Aim of the exercise: Reproduce the data below verbatim from the line containing "Transcribe the text in this document." through its final line, and produce nothing more.

Given records:

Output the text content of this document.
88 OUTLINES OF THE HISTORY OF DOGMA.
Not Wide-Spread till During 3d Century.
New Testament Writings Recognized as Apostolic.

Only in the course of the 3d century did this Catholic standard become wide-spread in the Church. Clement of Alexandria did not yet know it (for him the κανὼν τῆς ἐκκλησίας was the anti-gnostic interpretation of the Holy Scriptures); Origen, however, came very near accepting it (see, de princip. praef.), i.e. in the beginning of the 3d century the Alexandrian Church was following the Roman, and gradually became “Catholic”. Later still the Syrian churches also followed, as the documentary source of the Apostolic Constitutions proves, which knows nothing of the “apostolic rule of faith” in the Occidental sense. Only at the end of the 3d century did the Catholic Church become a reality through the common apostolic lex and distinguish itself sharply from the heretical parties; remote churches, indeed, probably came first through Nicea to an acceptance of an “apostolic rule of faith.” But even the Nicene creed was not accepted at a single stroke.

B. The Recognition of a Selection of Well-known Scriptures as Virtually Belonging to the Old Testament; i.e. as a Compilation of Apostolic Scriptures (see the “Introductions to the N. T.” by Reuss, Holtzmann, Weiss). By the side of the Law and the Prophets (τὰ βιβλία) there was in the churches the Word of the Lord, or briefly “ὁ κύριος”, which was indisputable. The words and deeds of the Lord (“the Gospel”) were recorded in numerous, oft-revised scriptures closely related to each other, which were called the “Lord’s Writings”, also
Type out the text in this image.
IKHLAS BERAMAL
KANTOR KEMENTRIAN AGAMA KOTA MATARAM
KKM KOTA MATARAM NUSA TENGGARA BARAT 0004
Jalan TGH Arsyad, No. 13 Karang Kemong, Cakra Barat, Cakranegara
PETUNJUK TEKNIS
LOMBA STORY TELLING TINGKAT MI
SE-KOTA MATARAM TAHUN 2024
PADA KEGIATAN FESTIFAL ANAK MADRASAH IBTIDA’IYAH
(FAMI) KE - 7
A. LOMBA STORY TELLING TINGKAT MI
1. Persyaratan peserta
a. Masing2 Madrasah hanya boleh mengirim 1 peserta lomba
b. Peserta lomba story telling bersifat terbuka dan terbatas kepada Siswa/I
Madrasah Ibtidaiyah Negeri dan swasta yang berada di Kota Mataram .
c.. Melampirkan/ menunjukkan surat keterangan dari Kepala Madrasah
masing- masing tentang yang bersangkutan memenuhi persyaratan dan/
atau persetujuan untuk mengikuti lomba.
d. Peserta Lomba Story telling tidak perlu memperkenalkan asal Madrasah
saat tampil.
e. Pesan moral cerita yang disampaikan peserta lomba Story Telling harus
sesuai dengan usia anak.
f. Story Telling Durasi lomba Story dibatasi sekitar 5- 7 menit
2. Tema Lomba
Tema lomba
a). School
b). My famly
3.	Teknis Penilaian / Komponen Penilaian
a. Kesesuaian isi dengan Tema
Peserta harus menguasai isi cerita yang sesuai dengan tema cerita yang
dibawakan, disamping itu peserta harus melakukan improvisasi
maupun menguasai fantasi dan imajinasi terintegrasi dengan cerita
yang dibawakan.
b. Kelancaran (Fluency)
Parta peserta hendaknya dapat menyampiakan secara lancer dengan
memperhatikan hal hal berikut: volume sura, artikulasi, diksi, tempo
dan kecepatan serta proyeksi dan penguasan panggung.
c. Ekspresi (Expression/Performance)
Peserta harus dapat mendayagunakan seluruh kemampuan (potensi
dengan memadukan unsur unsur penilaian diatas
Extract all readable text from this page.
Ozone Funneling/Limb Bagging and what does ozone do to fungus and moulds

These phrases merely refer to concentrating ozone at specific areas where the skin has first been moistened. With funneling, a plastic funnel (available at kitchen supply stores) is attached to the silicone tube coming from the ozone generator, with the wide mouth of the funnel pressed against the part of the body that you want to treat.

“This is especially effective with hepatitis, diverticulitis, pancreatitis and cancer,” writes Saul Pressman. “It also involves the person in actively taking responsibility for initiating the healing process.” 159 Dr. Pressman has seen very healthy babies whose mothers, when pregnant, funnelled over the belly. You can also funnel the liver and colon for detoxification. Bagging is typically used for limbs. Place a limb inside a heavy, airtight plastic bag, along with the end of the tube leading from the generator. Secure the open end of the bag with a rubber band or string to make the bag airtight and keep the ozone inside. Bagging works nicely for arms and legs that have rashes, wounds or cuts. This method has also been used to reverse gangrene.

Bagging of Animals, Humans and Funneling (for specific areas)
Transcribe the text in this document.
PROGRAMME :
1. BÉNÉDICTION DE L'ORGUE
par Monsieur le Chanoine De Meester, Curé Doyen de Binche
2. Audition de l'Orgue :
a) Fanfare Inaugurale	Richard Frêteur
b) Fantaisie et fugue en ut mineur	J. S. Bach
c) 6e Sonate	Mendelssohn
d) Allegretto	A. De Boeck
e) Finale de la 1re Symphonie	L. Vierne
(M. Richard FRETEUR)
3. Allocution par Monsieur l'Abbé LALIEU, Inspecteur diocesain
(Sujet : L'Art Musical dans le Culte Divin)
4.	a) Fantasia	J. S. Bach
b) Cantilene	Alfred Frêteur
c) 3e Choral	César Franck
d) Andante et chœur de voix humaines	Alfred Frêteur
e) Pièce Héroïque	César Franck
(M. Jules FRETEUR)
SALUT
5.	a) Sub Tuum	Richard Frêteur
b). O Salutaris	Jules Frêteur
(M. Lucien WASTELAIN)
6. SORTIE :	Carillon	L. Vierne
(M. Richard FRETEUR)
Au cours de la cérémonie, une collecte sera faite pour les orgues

Answer to the task:
Transcribe the text in this document.
PROGRAMME :
1. BÉNÉDICTION DE L'ORGUE
par Monsieur le Chanoine De Meester, Curé Doyen de Binche
2. Audition de l'Orgue :
a) Fanfare Inaugurale	Richard Frêteur
b) Fantaisie et fugue en ut mineur	J. S. Bach
c) 6e Sonate	Mendelssohn
d) Allegretto	A. De Boeck
e) Finale de la 1re Symphonie	L. Vierne
(M. Richard FRETEUR)
3. Allocution par Monsieur l'Abbé LALIEU, Inspecteur diocesain
(Sujet : L'Art Musical dans le Culte Divin)
4.	a) Fantasia	J. S. Bach
b) Cantilene	Alfred Frêteur
c) 3e Choral	César Franck
d) Andante et chœur de voix humaines	Alfred Frêteur
e) Pièce Héroïque	César Franck
(M. Jules FRETEUR)
SALUT
5.	a) Sub Tuum	Richard Frêteur
b). O Salutaris	Jules Frêteur
(M. Lucien WASTELAIN)
6. SORTIE :	Carillon	L. Vierne
(M. Richard FRETEUR)
Au cours de la cérémonie, une collecte sera faite pour les orgues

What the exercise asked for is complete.